• Direction
Your task is to copy every record exactly.

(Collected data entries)
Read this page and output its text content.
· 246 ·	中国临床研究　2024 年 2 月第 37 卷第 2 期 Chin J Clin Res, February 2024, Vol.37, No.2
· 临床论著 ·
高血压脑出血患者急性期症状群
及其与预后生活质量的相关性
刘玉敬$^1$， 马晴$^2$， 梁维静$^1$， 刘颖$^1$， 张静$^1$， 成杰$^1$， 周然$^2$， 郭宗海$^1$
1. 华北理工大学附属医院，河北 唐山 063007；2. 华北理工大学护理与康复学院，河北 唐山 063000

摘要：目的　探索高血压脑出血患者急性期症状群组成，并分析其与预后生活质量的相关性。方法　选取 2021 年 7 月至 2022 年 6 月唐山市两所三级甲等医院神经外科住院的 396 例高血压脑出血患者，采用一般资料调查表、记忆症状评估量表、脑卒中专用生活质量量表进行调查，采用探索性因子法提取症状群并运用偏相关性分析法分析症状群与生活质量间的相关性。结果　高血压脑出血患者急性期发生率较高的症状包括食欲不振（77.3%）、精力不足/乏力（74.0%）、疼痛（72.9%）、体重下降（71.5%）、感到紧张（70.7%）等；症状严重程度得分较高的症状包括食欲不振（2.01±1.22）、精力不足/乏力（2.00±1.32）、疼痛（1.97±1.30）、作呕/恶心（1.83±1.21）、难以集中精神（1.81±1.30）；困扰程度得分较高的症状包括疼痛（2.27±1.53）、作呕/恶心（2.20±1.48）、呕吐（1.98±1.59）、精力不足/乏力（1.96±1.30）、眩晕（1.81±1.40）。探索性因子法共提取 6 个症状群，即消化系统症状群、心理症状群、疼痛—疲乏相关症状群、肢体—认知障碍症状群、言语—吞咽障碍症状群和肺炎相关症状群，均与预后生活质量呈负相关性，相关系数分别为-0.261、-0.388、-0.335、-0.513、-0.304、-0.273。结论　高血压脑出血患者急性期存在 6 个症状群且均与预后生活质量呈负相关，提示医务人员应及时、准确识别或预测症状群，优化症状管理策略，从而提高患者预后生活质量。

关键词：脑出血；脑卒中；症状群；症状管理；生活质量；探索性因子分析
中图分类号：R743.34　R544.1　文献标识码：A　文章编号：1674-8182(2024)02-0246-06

• Solution for this problem
Read this page and output its text content.
· 246 ·	中国临床研究　2024 年 2 月第 37 卷第 2 期 Chin J Clin Res, February 2024, Vol.37, No.2
· 临床论著 ·
高血压脑出血患者急性期症状群
及其与预后生活质量的相关性
刘玉敬$^1$， 马晴$^2$， 梁维静$^1$， 刘颖$^1$， 张静$^1$， 成杰$^1$， 周然$^2$， 郭宗海$^1$
1. 华北理工大学附属医院，河北 唐山 063007；2. 华北理工大学护理与康复学院，河北 唐山 063000

摘要：目的　探索高血压脑出血患者急性期症状群组成，并分析其与预后生活质量的相关性。方法　选取 2021 年 7 月至 2022 年 6 月唐山市两所三级甲等医院神经外科住院的 396 例高血压脑出血患者，采用一般资料调查表、记忆症状评估量表、脑卒中专用生活质量量表进行调查，采用探索性因子法提取症状群并运用偏相关性分析法分析症状群与生活质量间的相关性。结果　高血压脑出血患者急性期发生率较高的症状包括食欲不振（77.3%）、精力不足/乏力（74.0%）、疼痛（72.9%）、体重下降（71.5%）、感到紧张（70.7%）等；症状严重程度得分较高的症状包括食欲不振（2.01±1.22）、精力不足/乏力（2.00±1.32）、疼痛（1.97±1.30）、作呕/恶心（1.83±1.21）、难以集中精神（1.81±1.30）；困扰程度得分较高的症状包括疼痛（2.27±1.53）、作呕/恶心（2.20±1.48）、呕吐（1.98±1.59）、精力不足/乏力（1.96±1.30）、眩晕（1.81±1.40）。探索性因子法共提取 6 个症状群，即消化系统症状群、心理症状群、疼痛—疲乏相关症状群、肢体—认知障碍症状群、言语—吞咽障碍症状群和肺炎相关症状群，均与预后生活质量呈负相关性，相关系数分别为-0.261、-0.388、-0.335、-0.513、-0.304、-0.273。结论　高血压脑出血患者急性期存在 6 个症状群且均与预后生活质量呈负相关，提示医务人员应及时、准确识别或预测症状群，优化症状管理策略，从而提高患者预后生活质量。

关键词：脑出血；脑卒中；症状群；症状管理；生活质量；探索性因子分析
中图分类号：R743.34　R544.1　文献标识码：A　文章编号：1674-8182(2024)02-0246-06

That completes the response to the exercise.